(Recorded data)
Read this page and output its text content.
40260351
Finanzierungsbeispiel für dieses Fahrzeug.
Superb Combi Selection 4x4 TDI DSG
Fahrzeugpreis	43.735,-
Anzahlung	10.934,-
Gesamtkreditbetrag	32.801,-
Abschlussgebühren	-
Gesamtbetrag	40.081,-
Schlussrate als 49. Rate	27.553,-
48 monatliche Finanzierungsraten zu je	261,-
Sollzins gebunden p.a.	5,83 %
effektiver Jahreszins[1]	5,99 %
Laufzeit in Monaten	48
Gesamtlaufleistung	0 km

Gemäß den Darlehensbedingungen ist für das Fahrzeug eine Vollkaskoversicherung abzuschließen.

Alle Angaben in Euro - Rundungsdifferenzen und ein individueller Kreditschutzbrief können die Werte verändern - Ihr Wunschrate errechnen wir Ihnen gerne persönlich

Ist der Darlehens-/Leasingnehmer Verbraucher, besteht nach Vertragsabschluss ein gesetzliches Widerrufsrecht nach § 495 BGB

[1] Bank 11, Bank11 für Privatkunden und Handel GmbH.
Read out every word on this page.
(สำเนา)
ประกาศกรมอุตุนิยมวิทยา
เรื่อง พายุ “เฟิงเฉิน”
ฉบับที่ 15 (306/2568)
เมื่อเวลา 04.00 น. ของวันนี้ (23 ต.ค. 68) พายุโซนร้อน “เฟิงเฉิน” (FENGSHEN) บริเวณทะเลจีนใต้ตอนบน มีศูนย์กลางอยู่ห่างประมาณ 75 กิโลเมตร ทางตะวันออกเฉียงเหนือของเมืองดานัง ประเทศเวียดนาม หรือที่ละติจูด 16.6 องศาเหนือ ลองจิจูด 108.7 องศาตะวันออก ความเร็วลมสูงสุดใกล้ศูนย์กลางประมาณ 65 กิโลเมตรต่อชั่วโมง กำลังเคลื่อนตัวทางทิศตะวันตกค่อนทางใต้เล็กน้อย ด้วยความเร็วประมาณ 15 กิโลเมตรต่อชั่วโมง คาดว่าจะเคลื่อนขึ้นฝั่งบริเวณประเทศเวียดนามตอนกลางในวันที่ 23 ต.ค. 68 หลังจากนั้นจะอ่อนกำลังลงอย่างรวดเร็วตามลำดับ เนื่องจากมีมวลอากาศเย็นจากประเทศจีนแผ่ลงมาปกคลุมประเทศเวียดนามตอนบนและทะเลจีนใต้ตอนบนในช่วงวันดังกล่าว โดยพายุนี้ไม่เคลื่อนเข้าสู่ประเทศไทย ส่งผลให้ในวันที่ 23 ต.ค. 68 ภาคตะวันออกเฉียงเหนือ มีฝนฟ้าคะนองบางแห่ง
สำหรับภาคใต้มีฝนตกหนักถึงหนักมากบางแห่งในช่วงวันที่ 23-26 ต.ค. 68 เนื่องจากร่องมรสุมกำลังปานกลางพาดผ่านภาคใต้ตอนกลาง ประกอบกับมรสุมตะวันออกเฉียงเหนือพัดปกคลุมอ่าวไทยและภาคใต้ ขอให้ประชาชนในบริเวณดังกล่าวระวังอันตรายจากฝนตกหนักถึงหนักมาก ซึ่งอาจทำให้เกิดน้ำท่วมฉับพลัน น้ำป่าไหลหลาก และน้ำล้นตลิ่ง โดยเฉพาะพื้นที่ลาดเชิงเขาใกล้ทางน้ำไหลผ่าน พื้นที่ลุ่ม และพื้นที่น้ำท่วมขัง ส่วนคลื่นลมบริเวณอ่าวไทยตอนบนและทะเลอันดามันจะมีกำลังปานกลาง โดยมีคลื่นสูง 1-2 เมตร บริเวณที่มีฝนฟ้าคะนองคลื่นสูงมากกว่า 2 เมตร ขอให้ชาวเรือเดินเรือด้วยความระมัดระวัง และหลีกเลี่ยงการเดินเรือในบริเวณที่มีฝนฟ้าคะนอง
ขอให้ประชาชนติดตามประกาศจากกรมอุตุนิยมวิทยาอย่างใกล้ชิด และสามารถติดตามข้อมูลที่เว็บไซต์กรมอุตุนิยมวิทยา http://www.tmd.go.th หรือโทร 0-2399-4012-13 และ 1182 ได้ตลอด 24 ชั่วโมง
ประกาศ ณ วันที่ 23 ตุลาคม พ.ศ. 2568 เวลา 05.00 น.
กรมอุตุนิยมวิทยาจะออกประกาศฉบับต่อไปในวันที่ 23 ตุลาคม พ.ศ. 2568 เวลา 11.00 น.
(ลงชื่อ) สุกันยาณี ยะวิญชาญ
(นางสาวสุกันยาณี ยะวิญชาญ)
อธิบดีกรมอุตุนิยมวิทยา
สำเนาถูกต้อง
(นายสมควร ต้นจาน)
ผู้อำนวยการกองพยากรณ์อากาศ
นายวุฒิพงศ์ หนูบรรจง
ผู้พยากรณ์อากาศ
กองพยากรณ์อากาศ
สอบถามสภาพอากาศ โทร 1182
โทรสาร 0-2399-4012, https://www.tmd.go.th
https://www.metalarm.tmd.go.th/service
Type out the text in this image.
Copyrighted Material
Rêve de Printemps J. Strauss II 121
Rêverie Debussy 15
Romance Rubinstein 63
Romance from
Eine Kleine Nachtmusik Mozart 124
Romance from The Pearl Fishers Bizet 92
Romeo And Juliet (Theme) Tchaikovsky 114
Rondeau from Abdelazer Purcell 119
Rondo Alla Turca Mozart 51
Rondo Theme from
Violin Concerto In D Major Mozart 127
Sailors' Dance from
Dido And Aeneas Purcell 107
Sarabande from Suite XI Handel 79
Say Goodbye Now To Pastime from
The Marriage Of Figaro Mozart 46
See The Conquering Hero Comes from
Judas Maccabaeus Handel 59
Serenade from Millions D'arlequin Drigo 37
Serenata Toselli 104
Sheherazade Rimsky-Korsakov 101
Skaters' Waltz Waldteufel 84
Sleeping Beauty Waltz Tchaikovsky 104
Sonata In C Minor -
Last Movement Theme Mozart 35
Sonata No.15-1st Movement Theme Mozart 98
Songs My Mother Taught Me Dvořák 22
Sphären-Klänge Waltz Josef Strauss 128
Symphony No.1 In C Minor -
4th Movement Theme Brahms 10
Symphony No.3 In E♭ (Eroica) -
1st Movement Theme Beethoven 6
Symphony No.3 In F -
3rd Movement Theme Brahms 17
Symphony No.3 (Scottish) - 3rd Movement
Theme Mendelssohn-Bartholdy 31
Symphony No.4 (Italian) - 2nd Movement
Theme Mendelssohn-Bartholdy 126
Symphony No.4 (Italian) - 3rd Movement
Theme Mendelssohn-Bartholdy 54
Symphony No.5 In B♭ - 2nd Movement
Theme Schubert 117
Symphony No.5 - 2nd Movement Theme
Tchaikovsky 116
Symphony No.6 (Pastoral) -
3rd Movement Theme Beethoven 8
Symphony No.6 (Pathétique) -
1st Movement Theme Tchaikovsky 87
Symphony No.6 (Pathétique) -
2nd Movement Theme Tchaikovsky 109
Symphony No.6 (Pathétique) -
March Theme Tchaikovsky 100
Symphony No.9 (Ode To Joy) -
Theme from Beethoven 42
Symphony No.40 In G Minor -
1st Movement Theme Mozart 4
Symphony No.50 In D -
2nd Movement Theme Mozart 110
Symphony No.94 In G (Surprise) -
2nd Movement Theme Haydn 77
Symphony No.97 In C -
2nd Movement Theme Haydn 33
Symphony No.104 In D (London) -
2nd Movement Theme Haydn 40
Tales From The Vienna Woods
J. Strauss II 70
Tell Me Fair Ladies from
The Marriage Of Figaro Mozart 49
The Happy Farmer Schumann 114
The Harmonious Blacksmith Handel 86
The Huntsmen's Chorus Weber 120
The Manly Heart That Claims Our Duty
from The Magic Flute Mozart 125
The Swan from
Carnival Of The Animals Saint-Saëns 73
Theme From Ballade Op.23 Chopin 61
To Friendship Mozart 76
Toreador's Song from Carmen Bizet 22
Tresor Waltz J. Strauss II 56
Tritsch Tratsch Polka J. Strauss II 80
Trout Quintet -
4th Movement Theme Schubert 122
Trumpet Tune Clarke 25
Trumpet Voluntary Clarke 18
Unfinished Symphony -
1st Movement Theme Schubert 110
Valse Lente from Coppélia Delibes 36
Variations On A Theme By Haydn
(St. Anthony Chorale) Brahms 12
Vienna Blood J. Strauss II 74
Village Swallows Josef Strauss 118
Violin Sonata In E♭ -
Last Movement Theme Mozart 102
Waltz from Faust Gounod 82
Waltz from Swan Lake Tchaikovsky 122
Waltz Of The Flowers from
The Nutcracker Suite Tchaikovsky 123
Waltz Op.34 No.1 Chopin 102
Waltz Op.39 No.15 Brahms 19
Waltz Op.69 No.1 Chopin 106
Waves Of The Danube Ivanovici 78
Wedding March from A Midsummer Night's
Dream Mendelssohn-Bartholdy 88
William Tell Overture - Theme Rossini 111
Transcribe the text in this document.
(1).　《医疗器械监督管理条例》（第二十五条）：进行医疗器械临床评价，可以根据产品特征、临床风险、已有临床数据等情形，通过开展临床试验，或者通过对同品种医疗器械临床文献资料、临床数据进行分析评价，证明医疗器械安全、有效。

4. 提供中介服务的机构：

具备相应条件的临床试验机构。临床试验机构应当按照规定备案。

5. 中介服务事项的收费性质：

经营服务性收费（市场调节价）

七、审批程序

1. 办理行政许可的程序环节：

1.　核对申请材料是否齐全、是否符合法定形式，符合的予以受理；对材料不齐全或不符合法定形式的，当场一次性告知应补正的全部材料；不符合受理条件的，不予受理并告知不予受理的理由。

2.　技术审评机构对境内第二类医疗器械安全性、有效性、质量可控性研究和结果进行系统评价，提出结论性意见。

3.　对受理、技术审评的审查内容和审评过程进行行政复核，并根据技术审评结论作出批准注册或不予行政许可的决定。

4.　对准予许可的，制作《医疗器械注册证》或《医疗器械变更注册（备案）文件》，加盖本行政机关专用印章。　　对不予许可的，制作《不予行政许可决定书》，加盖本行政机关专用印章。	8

**DESCRIPTION OF THE TASK:** Search the listing for the word "ยงเหน" and return each line that holds it.

**TASK OUTPUT:**
เมื่อเวลา 04.00 น. ของวันนี้ (23 ต.ค. 68) พายุโซนร้อน “เฟิงเฉิน” (FENGSHEN) บริเวณทะเลจีนใต้ตอนบน มีศูนย์กลางอยู่ห่างประมาณ 75 กิโลเมตร ทางตะวันออกเฉียงเหนือของเมืองดานัง ประเทศเวียดนาม หรือที่ละติจูด 16.6 องศาเหนือ ลองจิจูด 108.7 องศาตะวันออก ความเร็วลมสูงสุดใกล้ศูนย์กลางประมาณ 65 กิโลเมตรต่อชั่วโมง กำลังเคลื่อนตัวทางทิศตะวันตกค่อนทางใต้เล็กน้อย ด้วยความเร็วประมาณ 15 กิโลเมตรต่อชั่วโมง คาดว่าจะเคลื่อนขึ้นฝั่งบริเวณประเทศเวียดนามตอนกลางในวันที่ 23 ต.ค. 68 หลังจากนั้นจะอ่อนกำลังลงอย่างรวดเร็วตามลำดับ เนื่องจากมีมวลอากาศเย็นจากประเทศจีนแผ่ลงมาปกคลุมประเทศเวียดนามตอนบนและทะเลจีนใต้ตอนบนในช่วงวันดังกล่าว โดยพายุนี้ไม่เคลื่อนเข้าสู่ประเทศไทย ส่งผลให้ในวันที่ 23 ต.ค. 68 ภาคตะวันออกเฉียงเหนือ มีฝนฟ้าคะนองบางแห่ง
สำหรับภาคใต้มีฝนตกหนักถึงหนักมากบางแห่งในช่วงวันที่ 23-26 ต.ค. 68 เนื่องจากร่องมรสุมกำลังปานกลางพาดผ่านภาคใต้ตอนกลาง ประกอบกับมรสุมตะวันออกเฉียงเหนือพัดปกคลุมอ่าวไทยและภาคใต้ ขอให้ประชาชนในบริเวณดังกล่าวระวังอันตรายจากฝนตกหนักถึงหนักมาก ซึ่งอาจทำให้เกิดน้ำท่วมฉับพลัน น้ำป่าไหลหลาก และน้ำล้นตลิ่ง โดยเฉพาะพื้นที่ลาดเชิงเขาใกล้ทางน้ำไหลผ่าน พื้นที่ลุ่ม และพื้นที่น้ำท่วมขัง ส่วนคลื่นลมบริเวณอ่าวไทยตอนบนและทะเลอันดามันจะมีกำลังปานกลาง โดยมีคลื่นสูง 1-2 เมตร บริเวณที่มีฝนฟ้าคะนองคลื่นสูงมากกว่า 2 เมตร ขอให้ชาวเรือเดินเรือด้วยความระมัดระวัง และหลีกเลี่ยงการเดินเรือในบริเวณที่มีฝนฟ้าคะนอง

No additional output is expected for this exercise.